WHAT IS EXPECTED:
Find the string "kind" and gather every line that holds it.

Dataset listings of figures:
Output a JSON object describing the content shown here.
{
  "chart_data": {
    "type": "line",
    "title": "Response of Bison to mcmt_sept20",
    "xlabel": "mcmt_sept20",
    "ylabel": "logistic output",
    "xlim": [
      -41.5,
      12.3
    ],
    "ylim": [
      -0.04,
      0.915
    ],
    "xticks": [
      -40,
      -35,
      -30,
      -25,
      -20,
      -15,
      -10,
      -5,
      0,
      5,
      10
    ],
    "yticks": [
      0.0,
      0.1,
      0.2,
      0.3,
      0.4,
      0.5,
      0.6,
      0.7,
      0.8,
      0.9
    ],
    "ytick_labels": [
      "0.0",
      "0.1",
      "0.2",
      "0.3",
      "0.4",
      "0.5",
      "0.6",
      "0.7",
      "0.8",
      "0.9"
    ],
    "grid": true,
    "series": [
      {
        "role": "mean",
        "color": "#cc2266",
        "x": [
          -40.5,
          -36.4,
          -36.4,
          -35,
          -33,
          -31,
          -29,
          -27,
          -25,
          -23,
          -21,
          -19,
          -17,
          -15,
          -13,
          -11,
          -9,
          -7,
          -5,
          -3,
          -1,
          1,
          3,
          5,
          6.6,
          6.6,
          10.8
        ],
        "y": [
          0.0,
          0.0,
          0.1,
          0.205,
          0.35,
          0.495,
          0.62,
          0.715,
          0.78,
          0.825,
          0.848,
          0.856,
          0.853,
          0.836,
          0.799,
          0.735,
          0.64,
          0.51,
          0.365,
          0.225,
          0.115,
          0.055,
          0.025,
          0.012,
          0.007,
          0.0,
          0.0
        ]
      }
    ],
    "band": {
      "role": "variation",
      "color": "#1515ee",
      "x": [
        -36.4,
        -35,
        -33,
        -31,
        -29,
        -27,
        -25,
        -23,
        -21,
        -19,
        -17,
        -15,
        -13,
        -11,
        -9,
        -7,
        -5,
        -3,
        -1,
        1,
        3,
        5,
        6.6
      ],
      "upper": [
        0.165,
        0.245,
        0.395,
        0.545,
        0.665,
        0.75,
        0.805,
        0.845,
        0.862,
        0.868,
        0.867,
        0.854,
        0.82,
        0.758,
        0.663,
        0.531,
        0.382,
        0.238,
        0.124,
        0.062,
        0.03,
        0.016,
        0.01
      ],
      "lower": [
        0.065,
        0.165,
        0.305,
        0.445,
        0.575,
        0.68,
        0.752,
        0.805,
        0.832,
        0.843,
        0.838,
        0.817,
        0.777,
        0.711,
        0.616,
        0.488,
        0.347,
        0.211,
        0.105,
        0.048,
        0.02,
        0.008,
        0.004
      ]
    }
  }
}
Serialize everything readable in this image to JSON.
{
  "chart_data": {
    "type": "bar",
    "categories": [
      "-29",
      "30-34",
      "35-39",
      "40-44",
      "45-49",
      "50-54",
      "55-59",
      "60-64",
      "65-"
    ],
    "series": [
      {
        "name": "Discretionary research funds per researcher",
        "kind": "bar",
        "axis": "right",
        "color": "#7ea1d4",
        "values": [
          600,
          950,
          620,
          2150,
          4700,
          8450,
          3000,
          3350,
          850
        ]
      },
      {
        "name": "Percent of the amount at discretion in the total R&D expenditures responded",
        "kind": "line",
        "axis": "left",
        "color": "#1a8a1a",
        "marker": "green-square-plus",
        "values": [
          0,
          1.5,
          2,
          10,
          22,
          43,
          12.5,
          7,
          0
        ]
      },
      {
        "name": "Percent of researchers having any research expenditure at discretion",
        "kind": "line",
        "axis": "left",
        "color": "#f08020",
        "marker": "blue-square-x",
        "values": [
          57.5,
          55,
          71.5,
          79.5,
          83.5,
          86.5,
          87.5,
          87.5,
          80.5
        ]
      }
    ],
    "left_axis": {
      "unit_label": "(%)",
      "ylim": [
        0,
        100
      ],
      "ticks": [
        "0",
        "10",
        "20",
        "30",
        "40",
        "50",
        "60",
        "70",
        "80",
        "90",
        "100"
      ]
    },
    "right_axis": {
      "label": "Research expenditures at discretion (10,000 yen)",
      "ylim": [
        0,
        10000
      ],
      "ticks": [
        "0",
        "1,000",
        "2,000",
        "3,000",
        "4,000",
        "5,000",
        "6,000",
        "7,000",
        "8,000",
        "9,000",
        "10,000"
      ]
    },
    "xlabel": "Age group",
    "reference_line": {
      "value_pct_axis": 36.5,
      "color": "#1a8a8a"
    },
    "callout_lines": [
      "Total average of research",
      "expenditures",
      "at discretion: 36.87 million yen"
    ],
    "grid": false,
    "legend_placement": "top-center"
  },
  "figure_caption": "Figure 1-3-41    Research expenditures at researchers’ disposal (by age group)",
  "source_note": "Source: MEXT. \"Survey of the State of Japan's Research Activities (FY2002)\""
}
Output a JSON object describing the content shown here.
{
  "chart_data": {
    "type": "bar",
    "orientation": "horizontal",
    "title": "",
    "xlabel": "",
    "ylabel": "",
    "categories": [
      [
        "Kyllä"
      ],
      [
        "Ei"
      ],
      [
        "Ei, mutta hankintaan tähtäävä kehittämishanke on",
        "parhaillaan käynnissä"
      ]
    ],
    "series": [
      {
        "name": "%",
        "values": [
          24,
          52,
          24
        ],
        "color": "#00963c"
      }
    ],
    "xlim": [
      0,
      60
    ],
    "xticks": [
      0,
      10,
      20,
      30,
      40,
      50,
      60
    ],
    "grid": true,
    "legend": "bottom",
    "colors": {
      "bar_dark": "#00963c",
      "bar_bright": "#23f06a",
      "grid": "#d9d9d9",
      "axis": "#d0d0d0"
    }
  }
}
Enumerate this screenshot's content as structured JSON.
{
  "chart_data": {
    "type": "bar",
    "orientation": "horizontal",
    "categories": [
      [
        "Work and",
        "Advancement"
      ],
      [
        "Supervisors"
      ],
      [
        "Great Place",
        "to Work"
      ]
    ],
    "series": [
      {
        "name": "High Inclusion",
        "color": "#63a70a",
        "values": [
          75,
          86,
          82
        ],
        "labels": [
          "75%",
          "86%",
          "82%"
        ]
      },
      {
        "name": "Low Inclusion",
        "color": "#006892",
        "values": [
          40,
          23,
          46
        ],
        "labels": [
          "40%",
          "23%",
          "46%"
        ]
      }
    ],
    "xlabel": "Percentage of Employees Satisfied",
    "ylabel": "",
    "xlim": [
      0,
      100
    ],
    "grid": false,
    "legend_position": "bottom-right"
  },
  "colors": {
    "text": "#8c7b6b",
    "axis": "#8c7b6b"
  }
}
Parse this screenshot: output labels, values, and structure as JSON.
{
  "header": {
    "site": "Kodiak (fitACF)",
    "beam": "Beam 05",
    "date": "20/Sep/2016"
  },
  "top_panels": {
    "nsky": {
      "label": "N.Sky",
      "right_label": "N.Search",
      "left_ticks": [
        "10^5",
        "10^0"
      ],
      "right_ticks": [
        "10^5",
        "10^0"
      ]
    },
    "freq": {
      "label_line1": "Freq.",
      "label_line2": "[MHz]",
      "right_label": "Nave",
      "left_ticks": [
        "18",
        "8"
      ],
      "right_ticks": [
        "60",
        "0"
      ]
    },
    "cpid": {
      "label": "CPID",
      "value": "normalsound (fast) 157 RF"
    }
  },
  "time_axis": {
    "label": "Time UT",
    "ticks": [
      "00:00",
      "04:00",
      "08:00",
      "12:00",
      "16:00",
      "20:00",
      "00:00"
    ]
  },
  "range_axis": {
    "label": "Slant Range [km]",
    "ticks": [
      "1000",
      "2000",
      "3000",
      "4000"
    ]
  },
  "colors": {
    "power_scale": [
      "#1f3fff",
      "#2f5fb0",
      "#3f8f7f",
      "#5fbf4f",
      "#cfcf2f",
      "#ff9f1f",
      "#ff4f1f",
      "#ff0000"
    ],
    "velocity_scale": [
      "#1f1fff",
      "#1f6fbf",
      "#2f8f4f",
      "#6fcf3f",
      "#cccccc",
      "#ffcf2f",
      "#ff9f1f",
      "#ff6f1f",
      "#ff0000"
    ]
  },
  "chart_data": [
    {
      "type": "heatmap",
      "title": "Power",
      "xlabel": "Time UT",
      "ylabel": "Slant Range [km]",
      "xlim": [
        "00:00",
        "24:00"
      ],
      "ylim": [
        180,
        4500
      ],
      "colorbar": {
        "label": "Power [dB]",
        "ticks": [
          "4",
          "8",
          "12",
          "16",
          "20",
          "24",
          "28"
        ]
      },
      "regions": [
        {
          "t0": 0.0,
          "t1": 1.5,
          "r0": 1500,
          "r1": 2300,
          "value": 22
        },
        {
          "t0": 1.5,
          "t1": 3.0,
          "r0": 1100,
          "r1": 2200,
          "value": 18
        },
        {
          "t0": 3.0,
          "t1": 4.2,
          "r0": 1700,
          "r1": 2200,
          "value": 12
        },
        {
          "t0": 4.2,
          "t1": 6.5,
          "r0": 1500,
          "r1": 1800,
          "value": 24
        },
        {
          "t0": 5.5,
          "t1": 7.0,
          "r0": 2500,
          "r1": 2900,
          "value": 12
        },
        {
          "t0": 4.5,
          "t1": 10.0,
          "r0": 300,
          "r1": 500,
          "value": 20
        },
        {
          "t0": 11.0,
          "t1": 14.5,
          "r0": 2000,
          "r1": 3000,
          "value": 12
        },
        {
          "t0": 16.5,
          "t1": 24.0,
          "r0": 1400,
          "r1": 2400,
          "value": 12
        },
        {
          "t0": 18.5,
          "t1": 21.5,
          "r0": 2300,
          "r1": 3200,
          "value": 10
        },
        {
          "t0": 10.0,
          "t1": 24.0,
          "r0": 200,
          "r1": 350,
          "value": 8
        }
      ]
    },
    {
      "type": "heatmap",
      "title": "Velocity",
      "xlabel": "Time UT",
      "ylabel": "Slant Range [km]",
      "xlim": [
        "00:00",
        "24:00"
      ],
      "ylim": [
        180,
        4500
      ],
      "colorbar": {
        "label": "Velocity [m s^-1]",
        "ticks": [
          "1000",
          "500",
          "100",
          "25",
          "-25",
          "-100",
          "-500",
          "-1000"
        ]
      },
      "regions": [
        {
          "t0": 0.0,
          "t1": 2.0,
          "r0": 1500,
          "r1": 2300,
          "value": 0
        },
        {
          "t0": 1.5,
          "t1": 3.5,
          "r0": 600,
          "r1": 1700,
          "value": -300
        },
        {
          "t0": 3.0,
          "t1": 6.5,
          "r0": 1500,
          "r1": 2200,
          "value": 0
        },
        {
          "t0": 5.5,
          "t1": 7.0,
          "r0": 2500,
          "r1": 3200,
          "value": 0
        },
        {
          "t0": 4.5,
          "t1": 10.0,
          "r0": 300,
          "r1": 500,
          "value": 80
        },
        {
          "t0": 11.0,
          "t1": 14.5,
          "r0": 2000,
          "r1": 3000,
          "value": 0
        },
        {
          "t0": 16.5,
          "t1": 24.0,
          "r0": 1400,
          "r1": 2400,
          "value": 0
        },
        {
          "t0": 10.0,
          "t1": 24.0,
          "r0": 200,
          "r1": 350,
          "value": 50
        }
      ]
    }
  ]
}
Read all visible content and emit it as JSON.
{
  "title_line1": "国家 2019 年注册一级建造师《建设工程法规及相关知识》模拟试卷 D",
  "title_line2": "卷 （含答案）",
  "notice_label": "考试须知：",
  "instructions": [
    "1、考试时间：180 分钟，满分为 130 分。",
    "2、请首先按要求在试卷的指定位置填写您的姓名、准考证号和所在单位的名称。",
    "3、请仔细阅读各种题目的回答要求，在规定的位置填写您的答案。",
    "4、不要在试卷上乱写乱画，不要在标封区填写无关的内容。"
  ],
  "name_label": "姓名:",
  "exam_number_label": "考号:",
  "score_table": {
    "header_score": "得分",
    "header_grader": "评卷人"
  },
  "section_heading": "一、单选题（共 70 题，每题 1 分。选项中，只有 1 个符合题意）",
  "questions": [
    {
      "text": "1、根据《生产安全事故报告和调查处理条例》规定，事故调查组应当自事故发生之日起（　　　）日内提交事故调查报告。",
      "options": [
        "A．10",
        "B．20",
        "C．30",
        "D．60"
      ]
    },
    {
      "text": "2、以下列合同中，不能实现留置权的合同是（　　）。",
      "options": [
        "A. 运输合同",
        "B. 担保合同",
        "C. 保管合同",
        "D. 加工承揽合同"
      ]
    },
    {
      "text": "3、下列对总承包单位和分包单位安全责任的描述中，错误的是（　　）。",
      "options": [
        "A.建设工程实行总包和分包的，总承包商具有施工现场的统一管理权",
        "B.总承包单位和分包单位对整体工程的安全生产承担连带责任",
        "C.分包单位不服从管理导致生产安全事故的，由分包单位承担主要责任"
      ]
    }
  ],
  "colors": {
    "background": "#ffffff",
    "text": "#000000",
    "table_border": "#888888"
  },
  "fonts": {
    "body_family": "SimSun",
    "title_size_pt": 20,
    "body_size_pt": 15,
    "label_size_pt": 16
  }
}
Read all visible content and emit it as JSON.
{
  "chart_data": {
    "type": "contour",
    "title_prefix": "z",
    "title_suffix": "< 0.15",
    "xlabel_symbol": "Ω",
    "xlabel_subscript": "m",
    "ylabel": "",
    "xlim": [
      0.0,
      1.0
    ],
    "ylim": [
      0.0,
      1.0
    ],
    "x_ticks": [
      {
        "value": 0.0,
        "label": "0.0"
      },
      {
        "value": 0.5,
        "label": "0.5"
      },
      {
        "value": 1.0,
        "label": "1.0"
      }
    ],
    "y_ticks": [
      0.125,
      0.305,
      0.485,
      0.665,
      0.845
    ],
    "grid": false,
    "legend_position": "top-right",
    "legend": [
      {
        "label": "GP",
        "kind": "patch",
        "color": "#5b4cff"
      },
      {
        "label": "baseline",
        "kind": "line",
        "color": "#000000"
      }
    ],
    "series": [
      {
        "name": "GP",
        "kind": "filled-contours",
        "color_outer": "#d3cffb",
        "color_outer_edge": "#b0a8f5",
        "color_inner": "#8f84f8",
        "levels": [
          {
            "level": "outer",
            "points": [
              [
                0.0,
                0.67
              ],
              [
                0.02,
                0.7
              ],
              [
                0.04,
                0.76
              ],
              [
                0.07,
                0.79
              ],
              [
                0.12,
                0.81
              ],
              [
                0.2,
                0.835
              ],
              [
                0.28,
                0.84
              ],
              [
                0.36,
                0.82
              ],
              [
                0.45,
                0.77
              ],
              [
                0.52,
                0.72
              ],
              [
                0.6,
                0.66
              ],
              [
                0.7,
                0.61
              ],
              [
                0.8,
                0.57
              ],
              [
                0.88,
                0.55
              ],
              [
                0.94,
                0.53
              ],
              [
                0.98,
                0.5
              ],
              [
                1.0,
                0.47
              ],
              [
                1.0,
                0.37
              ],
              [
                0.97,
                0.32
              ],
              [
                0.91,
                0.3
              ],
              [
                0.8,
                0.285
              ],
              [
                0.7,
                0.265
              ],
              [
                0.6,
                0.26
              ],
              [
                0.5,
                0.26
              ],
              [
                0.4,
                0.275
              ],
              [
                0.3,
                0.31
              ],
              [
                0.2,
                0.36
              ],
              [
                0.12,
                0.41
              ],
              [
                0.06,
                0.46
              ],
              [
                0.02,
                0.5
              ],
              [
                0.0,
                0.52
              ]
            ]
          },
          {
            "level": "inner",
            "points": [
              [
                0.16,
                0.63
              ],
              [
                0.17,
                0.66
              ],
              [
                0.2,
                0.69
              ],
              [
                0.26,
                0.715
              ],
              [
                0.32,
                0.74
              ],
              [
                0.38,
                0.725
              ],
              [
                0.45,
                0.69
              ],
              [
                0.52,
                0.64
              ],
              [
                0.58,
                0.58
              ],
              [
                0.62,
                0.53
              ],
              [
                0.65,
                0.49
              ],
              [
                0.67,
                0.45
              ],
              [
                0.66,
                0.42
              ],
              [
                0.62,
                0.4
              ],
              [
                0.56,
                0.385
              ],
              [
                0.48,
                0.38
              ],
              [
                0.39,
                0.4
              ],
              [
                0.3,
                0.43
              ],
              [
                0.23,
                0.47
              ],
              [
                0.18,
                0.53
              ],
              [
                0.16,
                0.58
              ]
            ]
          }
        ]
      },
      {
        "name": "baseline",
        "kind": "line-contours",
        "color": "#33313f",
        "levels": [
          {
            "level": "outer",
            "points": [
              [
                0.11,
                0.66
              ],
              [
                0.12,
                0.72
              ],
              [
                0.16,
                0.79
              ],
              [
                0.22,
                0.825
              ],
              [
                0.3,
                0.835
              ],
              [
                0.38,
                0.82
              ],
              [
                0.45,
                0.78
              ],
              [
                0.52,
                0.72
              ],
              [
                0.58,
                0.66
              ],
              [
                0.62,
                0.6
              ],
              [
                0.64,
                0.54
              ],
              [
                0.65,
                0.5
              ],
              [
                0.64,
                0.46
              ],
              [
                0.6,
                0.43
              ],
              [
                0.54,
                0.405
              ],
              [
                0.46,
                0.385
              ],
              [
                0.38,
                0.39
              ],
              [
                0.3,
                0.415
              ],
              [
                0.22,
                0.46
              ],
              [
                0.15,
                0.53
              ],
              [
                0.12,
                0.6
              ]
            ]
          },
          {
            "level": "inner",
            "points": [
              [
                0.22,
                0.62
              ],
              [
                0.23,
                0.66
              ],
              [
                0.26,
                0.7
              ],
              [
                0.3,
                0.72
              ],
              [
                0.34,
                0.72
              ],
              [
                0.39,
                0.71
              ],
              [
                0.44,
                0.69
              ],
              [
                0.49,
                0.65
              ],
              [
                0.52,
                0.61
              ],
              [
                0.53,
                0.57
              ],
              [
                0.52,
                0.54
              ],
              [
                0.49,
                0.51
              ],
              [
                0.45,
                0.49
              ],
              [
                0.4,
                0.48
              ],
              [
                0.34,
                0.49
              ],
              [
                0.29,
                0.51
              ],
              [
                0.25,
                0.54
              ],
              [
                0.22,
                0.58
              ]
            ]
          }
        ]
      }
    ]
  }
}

EXPECTED ANSWER:
        "kind": "bar",
        "kind": "line",
        "kind": "line",
        "kind": "patch",
        "kind": "line",
        "kind": "filled-contours",
        "kind": "line-contours",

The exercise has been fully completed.